- **What the task asks**
Copy out all lines in the data below containing the string "this".
★ ★ ★ ★ ★
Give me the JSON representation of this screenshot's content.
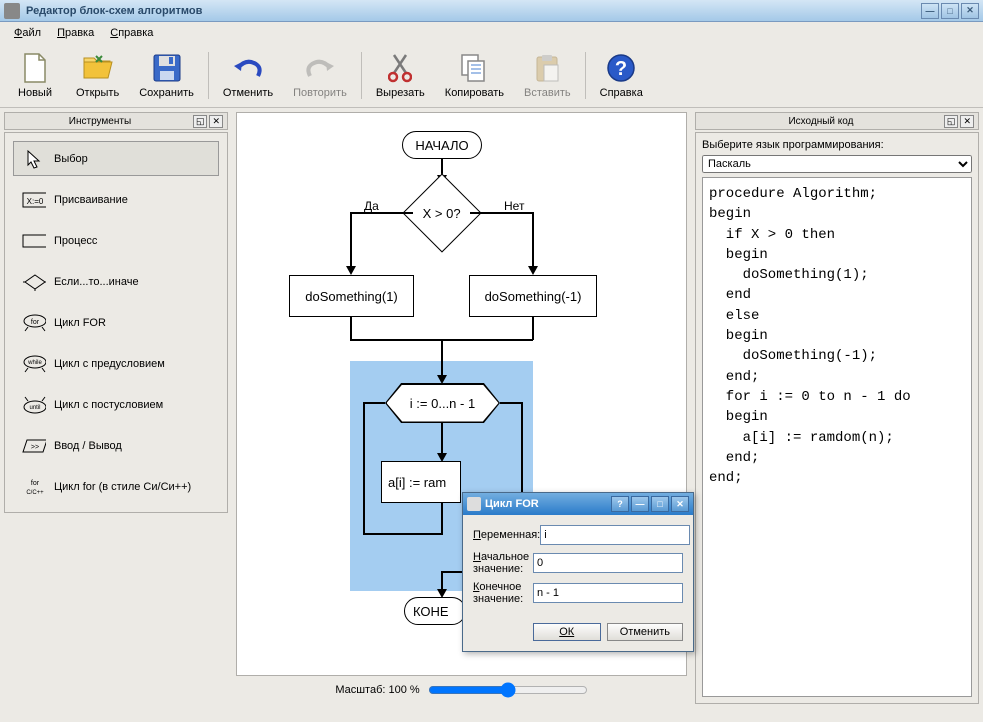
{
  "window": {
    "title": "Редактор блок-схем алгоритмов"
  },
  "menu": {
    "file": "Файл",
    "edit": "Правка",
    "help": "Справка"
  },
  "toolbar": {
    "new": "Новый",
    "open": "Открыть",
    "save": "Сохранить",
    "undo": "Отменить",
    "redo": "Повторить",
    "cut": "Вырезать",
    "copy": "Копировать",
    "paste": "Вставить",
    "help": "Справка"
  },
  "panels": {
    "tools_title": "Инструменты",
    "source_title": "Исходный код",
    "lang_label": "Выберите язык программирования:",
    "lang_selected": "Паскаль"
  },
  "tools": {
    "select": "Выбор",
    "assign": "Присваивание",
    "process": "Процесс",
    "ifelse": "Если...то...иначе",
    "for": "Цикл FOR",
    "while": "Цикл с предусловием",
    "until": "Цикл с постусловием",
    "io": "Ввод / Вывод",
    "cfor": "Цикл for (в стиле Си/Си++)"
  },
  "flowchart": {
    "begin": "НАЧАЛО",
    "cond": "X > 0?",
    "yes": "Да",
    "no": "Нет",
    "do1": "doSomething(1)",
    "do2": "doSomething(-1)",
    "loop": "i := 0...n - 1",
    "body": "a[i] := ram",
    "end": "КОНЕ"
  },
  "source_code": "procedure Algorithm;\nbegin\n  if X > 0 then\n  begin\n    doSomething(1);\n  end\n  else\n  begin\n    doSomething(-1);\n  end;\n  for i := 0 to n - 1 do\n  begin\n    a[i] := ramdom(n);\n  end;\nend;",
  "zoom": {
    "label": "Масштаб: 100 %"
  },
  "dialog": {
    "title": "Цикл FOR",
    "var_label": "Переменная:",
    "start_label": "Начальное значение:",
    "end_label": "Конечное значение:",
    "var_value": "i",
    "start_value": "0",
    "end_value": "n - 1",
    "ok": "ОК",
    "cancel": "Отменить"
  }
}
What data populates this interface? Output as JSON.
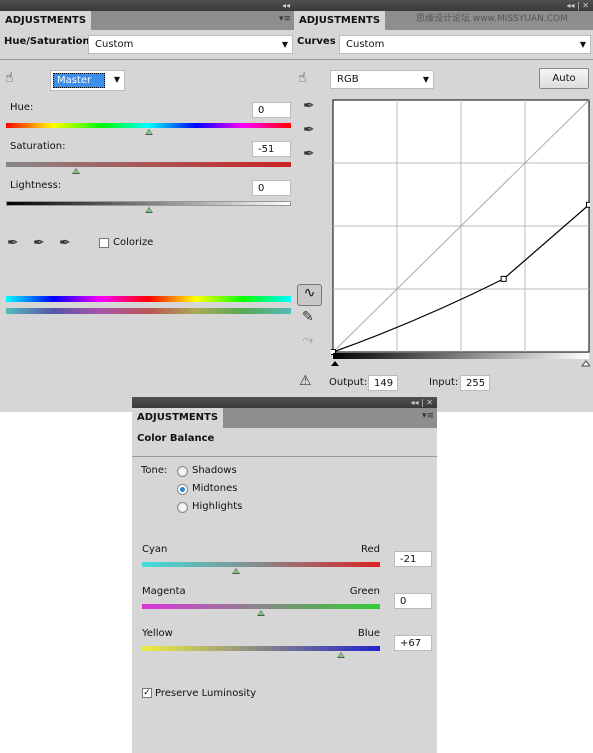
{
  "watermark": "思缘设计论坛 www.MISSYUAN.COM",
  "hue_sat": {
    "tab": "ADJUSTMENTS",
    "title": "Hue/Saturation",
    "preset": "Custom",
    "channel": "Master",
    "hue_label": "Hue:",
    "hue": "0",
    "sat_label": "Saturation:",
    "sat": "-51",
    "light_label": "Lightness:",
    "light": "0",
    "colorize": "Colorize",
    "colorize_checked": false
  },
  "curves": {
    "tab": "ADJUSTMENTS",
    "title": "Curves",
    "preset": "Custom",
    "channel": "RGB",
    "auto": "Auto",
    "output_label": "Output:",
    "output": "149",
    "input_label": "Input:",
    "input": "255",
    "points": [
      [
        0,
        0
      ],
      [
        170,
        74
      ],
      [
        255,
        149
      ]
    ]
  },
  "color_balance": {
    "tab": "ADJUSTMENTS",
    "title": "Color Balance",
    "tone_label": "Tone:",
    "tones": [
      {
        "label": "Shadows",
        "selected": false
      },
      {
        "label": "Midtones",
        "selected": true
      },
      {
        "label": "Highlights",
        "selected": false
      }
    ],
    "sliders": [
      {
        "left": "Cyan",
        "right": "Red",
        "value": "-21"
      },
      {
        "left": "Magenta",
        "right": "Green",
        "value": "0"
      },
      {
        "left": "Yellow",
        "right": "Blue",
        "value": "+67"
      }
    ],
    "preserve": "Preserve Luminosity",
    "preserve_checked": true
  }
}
★ ★ ★ ★ ★
- **The result**
Give me the JSON representation of this screenshot's content.
What data populates this interface? Output as JSON.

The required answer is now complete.